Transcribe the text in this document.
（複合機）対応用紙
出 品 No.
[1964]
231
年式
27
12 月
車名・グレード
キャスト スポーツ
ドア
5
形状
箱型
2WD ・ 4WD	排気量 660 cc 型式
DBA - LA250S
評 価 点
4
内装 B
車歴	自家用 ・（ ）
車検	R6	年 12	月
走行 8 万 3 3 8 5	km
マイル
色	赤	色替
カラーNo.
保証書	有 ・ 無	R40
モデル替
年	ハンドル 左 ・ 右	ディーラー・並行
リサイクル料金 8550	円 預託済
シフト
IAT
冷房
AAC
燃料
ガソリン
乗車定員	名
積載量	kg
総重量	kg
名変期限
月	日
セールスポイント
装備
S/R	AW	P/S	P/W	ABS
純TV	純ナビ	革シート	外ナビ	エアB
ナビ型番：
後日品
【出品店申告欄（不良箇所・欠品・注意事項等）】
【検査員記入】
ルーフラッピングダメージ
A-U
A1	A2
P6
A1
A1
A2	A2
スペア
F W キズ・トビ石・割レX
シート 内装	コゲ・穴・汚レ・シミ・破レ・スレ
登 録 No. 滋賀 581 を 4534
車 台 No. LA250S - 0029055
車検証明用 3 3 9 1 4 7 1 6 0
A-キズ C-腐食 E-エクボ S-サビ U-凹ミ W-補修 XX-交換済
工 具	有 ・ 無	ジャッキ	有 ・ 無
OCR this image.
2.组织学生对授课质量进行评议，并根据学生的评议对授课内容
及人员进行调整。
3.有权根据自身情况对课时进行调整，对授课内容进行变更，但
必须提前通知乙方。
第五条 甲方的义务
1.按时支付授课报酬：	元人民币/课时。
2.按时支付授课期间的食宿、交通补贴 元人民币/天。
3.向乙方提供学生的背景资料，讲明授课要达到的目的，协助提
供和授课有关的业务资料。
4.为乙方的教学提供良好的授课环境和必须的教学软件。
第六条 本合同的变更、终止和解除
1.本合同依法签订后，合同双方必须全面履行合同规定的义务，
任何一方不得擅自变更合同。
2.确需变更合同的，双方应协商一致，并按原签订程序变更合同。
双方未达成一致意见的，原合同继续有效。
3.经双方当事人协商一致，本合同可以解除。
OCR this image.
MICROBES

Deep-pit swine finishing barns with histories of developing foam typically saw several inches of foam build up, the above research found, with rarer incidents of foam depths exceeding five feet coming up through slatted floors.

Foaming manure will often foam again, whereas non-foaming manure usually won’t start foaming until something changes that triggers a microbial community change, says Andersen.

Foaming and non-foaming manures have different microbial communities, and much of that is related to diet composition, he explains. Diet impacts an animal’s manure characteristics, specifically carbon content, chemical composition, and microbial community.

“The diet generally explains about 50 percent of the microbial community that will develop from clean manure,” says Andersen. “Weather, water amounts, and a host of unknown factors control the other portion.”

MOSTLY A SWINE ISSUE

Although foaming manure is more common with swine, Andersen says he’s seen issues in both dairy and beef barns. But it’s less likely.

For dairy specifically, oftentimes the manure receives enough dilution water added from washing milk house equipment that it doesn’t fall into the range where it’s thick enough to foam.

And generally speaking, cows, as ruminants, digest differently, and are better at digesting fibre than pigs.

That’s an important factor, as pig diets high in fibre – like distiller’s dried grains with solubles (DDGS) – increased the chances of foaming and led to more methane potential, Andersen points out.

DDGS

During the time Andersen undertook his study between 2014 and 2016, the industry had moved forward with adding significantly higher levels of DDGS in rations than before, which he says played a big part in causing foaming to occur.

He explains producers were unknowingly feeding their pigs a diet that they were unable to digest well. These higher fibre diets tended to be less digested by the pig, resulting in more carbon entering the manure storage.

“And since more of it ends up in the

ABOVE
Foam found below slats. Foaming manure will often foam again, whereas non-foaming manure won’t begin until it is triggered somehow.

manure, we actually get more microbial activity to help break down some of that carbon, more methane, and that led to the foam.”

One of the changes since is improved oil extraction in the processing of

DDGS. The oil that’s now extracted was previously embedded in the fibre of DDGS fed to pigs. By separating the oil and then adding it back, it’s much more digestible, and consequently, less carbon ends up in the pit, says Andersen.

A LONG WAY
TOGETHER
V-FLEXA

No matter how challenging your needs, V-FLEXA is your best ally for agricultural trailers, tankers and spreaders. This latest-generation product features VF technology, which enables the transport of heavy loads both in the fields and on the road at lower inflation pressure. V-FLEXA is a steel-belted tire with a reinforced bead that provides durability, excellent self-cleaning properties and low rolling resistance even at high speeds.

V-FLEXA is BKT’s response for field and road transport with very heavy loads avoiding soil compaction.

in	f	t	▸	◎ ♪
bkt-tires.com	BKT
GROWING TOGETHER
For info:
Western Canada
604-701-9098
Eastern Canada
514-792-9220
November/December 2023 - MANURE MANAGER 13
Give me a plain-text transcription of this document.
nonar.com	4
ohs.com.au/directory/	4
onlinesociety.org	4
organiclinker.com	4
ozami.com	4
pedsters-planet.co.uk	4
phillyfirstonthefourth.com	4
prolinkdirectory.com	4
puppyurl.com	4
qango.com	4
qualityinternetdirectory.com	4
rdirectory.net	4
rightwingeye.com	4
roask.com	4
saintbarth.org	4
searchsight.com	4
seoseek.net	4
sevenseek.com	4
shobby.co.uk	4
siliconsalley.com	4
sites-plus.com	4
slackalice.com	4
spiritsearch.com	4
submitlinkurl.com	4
- - -
# Requirements:
Exactly and only the lines from the line containing "Give me a plain-text" through the last line of the entries should be copied, both ends included.

# Complete answer:
Give me a plain-text transcription of this document.
nonar.com	4
ohs.com.au/directory/	4
onlinesociety.org	4
organiclinker.com	4
ozami.com	4
pedsters-planet.co.uk	4
phillyfirstonthefourth.com	4
prolinkdirectory.com	4
puppyurl.com	4
qango.com	4
qualityinternetdirectory.com	4
rdirectory.net	4
rightwingeye.com	4
roask.com	4
saintbarth.org	4
searchsight.com	4
seoseek.net	4
sevenseek.com	4
shobby.co.uk	4
siliconsalley.com	4
sites-plus.com	4
slackalice.com	4
spiritsearch.com	4
submitlinkurl.com	4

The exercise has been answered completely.